● **Extrait du texte**
En crise, l’Europe attire surtout l’attention par les tentatives de solutions pour résorber les déficits publics des états et leurs dettes souveraines. Pourtant, penser l’avenir du Vieux Continent sous le seul aspect financier et économique est réducteur. Lors d’une rencontre organisée actuellement par le Conseil des Conférences épiscopales d’Europe (CCEE) à Chypre, le vice-président de la COMECE a estimé que « l’Europe est beaucoup plus que l’euro » et qu’elle doit « retrouver son unité de fond » pour trouver des solutions à la crise.
Au cours de cette rencontre de Nicosie, les évêques et les délégués responsables pour les questions sociales des Conférences épiscopales d’Europe planchent sur des questions comme le fondement de la cohésion sociale aujourd’hui et sur les éléments qui la mettent en péril aux niveaux local et européen.

● **Données fournies**
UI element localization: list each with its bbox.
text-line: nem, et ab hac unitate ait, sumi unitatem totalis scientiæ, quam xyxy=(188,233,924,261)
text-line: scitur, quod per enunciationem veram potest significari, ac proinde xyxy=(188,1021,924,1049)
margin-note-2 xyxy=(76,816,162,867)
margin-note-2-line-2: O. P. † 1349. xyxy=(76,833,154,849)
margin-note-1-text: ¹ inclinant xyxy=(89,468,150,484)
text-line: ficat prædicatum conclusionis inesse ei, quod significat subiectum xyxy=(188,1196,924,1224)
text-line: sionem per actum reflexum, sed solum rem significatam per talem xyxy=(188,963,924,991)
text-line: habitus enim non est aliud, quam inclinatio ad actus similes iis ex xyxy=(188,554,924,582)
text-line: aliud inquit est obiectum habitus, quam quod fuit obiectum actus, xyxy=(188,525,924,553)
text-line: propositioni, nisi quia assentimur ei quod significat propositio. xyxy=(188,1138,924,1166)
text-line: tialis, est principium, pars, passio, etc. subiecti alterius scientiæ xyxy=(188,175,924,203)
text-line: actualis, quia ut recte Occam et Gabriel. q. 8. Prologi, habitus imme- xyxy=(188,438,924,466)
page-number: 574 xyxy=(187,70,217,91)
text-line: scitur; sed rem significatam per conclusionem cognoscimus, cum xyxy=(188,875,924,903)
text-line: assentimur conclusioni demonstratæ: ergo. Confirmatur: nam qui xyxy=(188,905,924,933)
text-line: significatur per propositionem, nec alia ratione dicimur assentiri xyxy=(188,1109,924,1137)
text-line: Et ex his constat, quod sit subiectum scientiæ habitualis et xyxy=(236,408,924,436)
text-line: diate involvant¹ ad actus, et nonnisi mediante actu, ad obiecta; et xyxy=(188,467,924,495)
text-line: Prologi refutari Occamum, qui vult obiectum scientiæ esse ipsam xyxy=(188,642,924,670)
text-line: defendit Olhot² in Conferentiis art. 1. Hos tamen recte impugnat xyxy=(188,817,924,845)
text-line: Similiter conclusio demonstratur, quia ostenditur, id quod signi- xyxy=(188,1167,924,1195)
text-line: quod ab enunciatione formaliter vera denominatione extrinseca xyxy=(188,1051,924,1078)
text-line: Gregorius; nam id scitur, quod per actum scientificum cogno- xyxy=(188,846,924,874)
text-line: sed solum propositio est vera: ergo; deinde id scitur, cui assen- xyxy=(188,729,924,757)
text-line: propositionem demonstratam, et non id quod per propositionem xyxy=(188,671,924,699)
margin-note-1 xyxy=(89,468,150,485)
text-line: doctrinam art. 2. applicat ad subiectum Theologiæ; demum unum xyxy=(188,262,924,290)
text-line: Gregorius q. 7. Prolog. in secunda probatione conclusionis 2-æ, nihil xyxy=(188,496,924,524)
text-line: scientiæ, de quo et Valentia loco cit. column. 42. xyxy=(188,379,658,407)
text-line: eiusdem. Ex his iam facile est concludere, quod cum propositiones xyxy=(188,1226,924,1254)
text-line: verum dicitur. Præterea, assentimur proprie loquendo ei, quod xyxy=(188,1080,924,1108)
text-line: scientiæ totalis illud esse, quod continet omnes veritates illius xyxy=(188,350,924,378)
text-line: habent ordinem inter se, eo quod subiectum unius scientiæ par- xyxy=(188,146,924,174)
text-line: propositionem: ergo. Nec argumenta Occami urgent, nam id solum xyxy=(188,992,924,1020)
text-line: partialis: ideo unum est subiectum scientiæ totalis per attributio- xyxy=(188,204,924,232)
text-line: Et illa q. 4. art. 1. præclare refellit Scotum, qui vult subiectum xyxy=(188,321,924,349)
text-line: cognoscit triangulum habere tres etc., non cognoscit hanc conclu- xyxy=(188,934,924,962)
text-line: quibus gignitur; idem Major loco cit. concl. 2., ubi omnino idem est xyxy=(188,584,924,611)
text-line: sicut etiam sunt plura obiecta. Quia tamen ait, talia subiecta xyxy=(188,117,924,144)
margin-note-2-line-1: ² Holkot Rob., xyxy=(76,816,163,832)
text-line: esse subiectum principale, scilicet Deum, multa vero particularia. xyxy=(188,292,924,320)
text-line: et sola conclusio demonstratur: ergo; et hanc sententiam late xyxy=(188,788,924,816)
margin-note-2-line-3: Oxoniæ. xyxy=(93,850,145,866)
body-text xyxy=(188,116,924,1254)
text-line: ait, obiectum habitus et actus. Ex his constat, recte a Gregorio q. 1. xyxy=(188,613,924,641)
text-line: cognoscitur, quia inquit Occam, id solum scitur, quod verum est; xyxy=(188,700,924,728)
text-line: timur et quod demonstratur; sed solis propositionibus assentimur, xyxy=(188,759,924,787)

● **Consigne 1**
D’après l’article sur la crise européenne, que doit retrouver l’Europe selon le vice-président de la COMECE ?
● **Consigne 2**
Recopiez, s’il vous plaît, tout ce qui va de « En crise, l’Europe » jusqu’à « à la crise. » dans l’article sur la crise européenne.
● **Consigne 3**
Poursuivez l’article sur la crise européenne à partir de sa dernière phrase.

● **Réponse 1**
Son unité de fond.

● **Réponse 2**
En crise, l’Europe attire surtout l’attention par les tentatives de solutions pour résorber les déficits publics des états et leurs dettes souveraines. Pourtant, penser l’avenir du Vieux Continent sous le seul aspect financier et économique est réducteur. Lors d’une rencontre organisée actuellement par le Conseil des Conférences épiscopales d’Europe (CCEE) à Chypre, le vice-président de la COMECE a estimé que « l’Europe est beaucoup plus que l’euro » et qu’elle doit « retrouver son unité de fond » pour trouver des solutions à la crise.

● **Réponse 3**
Evoquant la crise économique actuelle, Mgr Gianni Ambrosio, vice-président de la Commission des épiscopats de l’Union européenne (COMECE) fait observer que « la croissance des dettes souveraines et la perte de confiance des investisseurs dans l’économie montrent « l’interdépendance entre tous les pays ». Selon lui, cette prise de conscience de l’interdépendance est salutaire. « Elle doit pousser l’UE à retrouver son unité de fond pour que l’activité économique, comme toute autre dimension de l’agir humain, ne se réalise jamais dans un vide moral, mais toujours à l’interne d’un contexte culturel déterminé », a insisté le prélat.
Pour Mgr Ambrosio, « l’Europe est beaucoup plus que l’euro ». Il estime qu’elle est davantage qu’un espace de libre échange et de convenances économiques réciproques et que ce « plus » ne peut pas être écarté. « Il est encore plus nécessaire pour sortir de la crise actuelle ». Et le vice-président de la COMECE évoque une position commune des chrétiens à ce sujet. Alors que les solutions motivées par des considérations à court terme amènent inévitablement à une politique économique à courte échéance, la COMECE invite à avoir une vision à long terme, c’est-à-dire à s’intéresser aux « valeurs qui peuvent soutenir et exprimer une communauté de solidarité et de responsabilité », a-t-il poursuivi.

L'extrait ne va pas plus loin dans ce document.